* [TASK PROMPT]:
In the material below, find all lines with the string "MwSt" and copy them.
— START DATA RECORDS —
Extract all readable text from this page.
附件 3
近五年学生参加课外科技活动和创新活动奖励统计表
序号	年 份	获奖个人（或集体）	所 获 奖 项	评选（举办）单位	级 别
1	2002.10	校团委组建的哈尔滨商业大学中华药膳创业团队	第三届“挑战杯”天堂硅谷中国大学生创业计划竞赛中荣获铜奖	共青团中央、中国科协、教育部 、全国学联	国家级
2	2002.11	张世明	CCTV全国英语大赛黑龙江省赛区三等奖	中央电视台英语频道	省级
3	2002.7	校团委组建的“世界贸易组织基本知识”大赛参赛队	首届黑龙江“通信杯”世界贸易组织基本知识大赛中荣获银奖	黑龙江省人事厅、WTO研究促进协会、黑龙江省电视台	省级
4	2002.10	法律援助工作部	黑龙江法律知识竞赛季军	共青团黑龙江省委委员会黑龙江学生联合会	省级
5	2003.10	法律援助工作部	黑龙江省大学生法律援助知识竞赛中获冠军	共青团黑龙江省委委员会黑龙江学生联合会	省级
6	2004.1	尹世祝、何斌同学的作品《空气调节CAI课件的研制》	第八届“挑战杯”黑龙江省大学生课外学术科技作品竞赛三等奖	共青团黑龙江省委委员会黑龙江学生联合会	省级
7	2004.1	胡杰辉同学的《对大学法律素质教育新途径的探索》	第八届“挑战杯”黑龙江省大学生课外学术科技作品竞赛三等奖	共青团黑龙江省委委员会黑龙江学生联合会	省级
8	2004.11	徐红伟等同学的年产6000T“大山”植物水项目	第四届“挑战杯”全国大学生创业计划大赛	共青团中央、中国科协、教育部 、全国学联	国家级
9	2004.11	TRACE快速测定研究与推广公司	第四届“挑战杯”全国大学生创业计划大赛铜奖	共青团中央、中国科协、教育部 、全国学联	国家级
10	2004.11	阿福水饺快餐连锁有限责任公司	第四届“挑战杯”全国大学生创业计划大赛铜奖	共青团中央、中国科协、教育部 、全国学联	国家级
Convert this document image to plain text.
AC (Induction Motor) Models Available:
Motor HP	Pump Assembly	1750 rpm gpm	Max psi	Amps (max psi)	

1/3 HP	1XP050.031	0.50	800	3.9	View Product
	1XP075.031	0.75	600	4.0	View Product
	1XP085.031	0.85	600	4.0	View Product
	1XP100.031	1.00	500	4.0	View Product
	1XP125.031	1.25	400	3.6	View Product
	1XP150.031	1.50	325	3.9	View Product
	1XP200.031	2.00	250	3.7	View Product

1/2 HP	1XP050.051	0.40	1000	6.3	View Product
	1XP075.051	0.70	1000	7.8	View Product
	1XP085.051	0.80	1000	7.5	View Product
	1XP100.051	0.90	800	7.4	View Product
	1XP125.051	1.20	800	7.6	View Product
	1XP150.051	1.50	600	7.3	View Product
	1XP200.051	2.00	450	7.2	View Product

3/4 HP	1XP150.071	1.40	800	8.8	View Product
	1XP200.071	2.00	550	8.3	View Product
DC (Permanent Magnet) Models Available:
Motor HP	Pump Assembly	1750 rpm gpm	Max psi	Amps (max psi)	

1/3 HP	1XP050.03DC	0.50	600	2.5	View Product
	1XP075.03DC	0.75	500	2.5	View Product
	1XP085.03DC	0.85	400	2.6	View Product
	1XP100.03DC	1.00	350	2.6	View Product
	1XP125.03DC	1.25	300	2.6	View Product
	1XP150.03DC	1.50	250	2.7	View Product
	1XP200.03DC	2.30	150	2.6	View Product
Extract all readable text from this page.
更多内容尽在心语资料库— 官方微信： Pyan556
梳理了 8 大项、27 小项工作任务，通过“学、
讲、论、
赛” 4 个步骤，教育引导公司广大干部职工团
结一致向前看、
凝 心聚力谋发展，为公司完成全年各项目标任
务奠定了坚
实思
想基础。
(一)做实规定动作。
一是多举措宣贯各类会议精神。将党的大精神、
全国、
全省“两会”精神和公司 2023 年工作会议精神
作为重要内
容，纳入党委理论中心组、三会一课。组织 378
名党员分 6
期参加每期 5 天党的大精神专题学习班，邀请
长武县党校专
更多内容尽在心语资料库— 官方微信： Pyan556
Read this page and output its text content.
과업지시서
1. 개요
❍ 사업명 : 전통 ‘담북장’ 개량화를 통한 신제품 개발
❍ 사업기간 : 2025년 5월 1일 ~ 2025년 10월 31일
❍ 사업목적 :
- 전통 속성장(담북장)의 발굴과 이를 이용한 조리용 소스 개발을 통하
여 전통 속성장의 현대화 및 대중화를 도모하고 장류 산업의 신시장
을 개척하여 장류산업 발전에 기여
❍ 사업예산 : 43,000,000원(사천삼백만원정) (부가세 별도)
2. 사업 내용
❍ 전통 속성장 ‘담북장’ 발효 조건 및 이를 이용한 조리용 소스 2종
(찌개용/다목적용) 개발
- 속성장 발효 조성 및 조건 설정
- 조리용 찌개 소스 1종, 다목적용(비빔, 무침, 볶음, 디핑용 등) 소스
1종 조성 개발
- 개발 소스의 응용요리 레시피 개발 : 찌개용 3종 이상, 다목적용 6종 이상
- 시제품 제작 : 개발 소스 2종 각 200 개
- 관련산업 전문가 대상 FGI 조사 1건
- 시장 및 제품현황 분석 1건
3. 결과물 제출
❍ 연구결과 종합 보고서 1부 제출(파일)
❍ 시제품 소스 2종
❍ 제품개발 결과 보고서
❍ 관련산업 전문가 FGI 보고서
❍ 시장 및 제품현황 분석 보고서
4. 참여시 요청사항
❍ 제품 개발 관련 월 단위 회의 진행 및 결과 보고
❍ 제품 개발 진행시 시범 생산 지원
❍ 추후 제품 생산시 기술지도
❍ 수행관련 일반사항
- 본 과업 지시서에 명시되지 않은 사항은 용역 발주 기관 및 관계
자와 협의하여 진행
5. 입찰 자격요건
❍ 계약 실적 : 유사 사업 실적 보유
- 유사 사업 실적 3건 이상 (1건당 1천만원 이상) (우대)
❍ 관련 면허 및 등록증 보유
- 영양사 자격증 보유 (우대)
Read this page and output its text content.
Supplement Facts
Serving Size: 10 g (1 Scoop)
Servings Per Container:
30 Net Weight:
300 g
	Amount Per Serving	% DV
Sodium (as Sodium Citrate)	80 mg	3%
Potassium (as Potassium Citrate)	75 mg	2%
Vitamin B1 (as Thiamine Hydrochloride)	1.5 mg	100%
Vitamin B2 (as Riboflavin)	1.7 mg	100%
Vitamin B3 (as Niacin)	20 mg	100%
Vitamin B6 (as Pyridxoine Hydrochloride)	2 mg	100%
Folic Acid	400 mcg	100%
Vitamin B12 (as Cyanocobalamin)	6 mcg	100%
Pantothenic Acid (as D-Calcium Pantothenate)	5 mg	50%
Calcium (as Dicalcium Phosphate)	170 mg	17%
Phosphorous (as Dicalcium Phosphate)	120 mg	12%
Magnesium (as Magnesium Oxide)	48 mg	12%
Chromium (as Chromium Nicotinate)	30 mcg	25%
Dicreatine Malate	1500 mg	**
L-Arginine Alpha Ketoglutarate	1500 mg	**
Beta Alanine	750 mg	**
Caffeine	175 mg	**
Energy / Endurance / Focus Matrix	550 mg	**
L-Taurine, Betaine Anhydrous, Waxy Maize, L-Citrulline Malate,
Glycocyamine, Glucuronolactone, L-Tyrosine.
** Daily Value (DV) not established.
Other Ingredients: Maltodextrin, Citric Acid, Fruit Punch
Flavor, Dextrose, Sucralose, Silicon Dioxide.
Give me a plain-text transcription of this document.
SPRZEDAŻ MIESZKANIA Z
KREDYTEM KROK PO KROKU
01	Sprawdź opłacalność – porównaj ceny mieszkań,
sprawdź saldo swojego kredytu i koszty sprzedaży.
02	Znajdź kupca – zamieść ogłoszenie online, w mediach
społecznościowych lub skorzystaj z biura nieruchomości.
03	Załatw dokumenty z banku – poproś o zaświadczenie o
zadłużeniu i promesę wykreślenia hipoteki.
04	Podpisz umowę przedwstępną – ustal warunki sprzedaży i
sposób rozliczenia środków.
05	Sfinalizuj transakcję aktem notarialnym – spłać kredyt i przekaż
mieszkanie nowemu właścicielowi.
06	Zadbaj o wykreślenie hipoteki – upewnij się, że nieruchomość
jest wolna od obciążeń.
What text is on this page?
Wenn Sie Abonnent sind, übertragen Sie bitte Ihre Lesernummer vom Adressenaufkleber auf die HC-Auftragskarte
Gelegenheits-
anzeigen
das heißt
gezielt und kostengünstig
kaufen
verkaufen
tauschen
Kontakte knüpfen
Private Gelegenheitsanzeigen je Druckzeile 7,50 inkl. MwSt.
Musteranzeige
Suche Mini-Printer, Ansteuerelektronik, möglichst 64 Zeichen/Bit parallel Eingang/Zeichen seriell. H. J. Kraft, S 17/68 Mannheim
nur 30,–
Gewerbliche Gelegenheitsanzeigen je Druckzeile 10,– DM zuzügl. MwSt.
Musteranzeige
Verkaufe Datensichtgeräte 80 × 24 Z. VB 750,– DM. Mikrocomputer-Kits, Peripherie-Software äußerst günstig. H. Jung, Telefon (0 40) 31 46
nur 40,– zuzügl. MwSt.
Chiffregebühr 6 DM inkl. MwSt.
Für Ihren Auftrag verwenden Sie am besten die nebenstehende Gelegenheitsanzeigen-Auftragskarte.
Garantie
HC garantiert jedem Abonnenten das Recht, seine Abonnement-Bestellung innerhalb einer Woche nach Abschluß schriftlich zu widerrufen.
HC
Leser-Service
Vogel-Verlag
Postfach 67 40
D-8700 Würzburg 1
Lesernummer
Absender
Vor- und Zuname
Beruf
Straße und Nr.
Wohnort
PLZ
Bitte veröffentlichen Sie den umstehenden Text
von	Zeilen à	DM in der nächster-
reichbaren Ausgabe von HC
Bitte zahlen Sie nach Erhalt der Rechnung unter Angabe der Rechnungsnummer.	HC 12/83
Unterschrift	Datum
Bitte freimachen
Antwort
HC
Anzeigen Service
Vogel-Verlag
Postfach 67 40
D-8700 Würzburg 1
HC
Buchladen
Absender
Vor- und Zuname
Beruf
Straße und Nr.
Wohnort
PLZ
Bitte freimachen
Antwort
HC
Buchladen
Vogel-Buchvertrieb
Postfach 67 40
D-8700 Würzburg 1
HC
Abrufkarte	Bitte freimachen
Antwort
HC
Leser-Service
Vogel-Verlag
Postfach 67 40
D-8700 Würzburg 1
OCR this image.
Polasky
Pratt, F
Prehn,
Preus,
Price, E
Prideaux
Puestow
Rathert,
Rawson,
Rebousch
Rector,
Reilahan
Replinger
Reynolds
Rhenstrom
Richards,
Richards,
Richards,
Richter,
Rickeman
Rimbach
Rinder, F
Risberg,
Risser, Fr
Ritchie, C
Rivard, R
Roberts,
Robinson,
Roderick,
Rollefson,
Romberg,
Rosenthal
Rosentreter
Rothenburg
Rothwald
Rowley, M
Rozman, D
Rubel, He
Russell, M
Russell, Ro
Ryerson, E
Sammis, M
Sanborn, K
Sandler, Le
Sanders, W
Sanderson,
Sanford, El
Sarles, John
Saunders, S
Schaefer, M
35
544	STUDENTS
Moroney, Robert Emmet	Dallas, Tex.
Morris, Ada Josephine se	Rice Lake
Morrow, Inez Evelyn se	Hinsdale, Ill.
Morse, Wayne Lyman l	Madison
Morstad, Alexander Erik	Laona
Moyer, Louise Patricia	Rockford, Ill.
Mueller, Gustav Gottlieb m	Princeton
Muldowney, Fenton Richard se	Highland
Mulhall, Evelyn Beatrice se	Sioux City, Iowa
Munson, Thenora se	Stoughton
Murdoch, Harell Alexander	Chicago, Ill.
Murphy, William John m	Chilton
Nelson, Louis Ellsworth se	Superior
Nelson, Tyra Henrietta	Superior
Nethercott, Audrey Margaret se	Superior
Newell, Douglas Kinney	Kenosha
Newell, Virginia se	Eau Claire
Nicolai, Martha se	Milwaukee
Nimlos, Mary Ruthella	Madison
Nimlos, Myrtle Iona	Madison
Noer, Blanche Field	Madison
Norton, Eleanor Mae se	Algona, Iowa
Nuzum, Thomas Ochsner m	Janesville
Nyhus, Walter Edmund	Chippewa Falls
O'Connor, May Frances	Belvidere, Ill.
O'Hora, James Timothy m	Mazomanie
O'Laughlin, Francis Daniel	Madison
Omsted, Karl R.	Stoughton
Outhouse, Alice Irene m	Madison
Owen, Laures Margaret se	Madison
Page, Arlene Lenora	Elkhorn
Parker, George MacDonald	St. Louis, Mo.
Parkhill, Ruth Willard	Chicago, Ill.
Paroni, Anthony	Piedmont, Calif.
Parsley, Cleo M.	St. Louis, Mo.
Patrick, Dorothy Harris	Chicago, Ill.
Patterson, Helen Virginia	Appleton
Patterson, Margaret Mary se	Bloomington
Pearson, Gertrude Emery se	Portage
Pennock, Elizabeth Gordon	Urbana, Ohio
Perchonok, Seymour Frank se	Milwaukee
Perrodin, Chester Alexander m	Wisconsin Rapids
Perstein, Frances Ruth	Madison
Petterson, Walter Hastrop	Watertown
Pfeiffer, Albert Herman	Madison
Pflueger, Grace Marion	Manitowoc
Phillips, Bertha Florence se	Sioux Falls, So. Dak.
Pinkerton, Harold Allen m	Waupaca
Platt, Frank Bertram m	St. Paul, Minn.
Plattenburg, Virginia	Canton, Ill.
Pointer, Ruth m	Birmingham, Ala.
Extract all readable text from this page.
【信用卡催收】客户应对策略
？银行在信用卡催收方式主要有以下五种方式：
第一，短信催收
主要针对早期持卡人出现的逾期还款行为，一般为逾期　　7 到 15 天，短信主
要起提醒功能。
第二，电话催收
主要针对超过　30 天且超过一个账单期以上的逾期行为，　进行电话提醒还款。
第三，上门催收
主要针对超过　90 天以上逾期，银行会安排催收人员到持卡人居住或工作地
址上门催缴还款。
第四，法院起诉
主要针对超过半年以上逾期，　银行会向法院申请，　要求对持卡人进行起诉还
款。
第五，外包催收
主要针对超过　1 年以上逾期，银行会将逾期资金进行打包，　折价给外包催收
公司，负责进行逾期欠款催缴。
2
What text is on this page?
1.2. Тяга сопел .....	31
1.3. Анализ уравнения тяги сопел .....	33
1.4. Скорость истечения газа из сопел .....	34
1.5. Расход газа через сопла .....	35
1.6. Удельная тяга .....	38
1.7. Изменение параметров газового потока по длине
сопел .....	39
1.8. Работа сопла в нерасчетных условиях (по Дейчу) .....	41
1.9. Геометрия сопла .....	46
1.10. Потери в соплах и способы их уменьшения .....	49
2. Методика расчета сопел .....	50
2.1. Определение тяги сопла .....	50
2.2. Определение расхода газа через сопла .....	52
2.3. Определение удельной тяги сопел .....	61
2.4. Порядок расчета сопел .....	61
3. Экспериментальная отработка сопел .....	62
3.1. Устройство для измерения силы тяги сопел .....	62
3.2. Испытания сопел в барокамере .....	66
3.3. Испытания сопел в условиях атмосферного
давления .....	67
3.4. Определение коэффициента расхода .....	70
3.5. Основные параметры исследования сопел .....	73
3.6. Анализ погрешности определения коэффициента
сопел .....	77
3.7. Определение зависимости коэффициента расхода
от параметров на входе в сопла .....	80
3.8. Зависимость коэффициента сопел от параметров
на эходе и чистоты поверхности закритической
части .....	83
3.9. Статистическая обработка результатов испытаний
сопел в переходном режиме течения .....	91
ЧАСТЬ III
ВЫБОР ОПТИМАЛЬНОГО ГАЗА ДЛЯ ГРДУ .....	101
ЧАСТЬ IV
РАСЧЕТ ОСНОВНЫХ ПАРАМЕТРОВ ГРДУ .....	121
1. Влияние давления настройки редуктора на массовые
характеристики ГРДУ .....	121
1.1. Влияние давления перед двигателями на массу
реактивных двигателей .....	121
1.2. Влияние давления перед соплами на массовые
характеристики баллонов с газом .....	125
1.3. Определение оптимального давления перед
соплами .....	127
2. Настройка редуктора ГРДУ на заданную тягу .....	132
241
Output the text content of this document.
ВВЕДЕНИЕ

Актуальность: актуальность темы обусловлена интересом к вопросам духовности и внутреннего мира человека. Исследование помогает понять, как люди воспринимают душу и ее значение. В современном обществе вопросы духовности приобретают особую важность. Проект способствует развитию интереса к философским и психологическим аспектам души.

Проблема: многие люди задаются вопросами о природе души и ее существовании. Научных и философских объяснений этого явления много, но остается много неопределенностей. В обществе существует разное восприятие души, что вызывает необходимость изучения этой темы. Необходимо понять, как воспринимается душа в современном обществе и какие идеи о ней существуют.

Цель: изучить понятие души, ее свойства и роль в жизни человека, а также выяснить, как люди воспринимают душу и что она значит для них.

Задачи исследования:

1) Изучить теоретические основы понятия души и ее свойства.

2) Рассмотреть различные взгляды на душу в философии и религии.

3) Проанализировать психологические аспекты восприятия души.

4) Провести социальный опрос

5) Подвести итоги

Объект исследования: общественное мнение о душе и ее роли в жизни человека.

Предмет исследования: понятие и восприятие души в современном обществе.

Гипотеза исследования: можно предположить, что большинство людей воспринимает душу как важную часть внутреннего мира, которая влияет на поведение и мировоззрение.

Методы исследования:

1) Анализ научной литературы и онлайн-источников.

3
— END DATA RECORDS —
* [TASK RESPONSE]:
Private Gelegenheitsanzeigen je Druckzeile 7,50 inkl. MwSt.
Gewerbliche Gelegenheitsanzeigen je Druckzeile 10,– DM zuzügl. MwSt.
nur 40,– zuzügl. MwSt.
Chiffregebühr 6 DM inkl. MwSt.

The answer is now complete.